* _STATED TASK_
Output the data below in full, character for character.

* _DATA SHOWN_
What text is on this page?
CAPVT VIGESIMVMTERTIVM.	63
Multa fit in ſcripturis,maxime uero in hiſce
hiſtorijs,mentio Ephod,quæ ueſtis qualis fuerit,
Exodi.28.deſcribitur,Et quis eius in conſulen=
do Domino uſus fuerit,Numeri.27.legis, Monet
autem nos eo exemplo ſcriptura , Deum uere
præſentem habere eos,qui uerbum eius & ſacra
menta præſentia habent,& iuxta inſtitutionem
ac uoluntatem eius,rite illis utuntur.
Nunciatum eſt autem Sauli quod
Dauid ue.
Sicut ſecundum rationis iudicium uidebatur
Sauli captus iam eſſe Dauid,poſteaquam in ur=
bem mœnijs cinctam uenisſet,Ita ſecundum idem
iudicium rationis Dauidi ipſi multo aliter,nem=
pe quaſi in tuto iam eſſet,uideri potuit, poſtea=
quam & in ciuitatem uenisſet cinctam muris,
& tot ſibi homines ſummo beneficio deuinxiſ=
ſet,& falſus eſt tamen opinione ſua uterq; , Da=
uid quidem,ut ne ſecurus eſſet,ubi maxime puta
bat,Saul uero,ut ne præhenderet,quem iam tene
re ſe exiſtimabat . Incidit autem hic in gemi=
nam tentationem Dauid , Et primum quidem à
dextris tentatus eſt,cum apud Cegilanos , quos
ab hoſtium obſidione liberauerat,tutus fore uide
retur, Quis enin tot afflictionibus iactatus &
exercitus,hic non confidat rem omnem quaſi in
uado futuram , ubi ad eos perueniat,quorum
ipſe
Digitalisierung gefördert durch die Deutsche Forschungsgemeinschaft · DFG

* _RESULT OF THE TASK_
What text is on this page?
CAPVT VIGESIMVMTERTIVM.	63
Multa fit in ſcripturis,maxime uero in hiſce
hiſtorijs,mentio Ephod,quæ ueſtis qualis fuerit,
Exodi.28.deſcribitur,Et quis eius in conſulen=
do Domino uſus fuerit,Numeri.27.legis, Monet
autem nos eo exemplo ſcriptura , Deum uere
præſentem habere eos,qui uerbum eius & ſacra
menta præſentia habent,& iuxta inſtitutionem
ac uoluntatem eius,rite illis utuntur.
Nunciatum eſt autem Sauli quod
Dauid ue.
Sicut ſecundum rationis iudicium uidebatur
Sauli captus iam eſſe Dauid,poſteaquam in ur=
bem mœnijs cinctam uenisſet,Ita ſecundum idem
iudicium rationis Dauidi ipſi multo aliter,nem=
pe quaſi in tuto iam eſſet,uideri potuit, poſtea=
quam & in ciuitatem uenisſet cinctam muris,
& tot ſibi homines ſummo beneficio deuinxiſ=
ſet,& falſus eſt tamen opinione ſua uterq; , Da=
uid quidem,ut ne ſecurus eſſet,ubi maxime puta
bat,Saul uero,ut ne præhenderet,quem iam tene
re ſe exiſtimabat . Incidit autem hic in gemi=
nam tentationem Dauid , Et primum quidem à
dextris tentatus eſt,cum apud Cegilanos , quos
ab hoſtium obſidione liberauerat,tutus fore uide
retur, Quis enin tot afflictionibus iactatus &
exercitus,hic non confidat rem omnem quaſi in
uado futuram , ubi ad eos perueniat,quorum
ipſe
Digitalisierung gefördert durch die Deutsche Forschungsgemeinschaft · DFG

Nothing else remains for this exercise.